Exercise prompt:
Look for "Basel" in each line of the entries, and return the matching lines.

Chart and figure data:
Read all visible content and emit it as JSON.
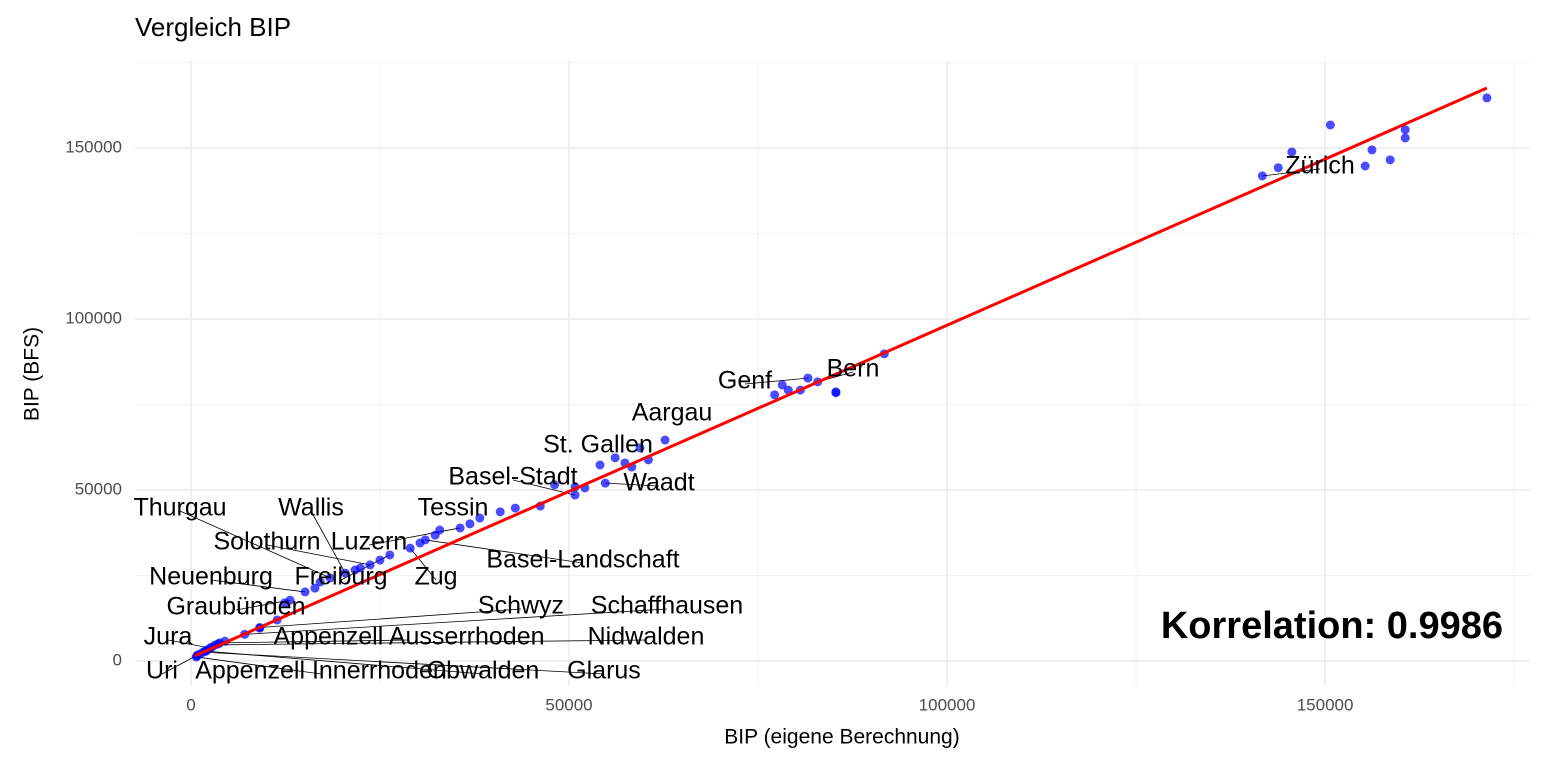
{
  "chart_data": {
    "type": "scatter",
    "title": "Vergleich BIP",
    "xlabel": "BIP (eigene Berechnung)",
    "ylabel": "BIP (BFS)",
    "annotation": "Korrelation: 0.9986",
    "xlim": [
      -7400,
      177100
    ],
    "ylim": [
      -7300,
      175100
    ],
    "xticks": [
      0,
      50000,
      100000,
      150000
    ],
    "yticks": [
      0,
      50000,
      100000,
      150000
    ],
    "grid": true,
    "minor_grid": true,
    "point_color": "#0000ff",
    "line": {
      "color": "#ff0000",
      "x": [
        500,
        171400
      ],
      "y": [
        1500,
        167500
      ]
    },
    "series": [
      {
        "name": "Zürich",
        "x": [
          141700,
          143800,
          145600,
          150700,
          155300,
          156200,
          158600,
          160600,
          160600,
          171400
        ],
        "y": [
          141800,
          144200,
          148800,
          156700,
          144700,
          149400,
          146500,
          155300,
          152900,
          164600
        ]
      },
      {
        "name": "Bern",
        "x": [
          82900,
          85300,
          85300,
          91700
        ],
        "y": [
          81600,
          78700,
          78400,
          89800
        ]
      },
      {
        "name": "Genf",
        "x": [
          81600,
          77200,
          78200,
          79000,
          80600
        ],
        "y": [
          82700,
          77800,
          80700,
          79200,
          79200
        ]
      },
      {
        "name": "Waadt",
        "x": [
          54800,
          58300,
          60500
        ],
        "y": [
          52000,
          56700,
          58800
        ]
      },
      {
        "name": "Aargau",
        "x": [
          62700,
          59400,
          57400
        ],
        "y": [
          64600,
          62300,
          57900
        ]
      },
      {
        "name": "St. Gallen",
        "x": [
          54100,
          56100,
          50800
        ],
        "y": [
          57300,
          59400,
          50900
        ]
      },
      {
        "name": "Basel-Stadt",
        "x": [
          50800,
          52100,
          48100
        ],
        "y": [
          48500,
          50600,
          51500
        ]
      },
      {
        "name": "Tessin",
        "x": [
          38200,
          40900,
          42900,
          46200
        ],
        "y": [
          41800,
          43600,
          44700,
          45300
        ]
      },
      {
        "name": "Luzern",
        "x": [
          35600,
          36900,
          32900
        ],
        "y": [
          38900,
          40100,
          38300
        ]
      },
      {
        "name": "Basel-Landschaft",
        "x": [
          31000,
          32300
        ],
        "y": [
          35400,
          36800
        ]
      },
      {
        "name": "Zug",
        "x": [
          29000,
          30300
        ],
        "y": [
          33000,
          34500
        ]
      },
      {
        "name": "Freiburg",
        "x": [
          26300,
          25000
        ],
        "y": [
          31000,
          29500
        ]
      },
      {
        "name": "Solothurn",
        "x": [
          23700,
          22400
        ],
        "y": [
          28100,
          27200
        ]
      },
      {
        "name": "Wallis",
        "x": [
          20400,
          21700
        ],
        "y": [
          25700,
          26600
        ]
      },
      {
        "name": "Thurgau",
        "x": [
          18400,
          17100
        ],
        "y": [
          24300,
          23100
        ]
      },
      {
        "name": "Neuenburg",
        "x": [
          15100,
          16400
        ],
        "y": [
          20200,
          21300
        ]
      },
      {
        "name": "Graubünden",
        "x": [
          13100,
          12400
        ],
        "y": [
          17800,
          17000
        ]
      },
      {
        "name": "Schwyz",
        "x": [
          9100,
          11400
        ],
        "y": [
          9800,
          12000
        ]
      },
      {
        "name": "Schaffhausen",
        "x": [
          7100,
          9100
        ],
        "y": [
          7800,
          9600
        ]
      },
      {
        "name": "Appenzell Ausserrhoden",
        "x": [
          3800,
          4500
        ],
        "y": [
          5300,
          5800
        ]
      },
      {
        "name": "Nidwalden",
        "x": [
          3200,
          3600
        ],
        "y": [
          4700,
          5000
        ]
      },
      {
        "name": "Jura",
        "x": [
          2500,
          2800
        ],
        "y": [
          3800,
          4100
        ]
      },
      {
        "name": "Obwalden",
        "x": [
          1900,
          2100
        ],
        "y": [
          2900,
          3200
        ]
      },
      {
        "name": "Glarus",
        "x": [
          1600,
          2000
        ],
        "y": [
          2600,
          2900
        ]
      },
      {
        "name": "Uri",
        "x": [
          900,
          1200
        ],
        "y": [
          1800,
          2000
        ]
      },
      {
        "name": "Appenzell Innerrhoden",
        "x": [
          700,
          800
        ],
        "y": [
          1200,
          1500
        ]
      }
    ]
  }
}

--

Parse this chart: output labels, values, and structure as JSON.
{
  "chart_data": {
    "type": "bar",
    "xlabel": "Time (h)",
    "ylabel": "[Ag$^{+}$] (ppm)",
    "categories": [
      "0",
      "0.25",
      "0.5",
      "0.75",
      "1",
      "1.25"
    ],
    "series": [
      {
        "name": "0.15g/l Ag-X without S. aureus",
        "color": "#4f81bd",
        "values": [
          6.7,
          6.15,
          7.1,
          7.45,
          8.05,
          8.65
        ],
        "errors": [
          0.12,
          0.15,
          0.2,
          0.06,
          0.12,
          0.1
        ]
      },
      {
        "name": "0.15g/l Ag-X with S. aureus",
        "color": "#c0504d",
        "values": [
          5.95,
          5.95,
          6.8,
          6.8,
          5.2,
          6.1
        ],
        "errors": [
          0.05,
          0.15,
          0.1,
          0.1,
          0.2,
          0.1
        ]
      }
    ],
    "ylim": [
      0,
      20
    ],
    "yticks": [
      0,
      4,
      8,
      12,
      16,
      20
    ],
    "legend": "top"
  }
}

Exercise output:
        "name": "Basel-Stadt",
        "name": "Basel-Landschaft",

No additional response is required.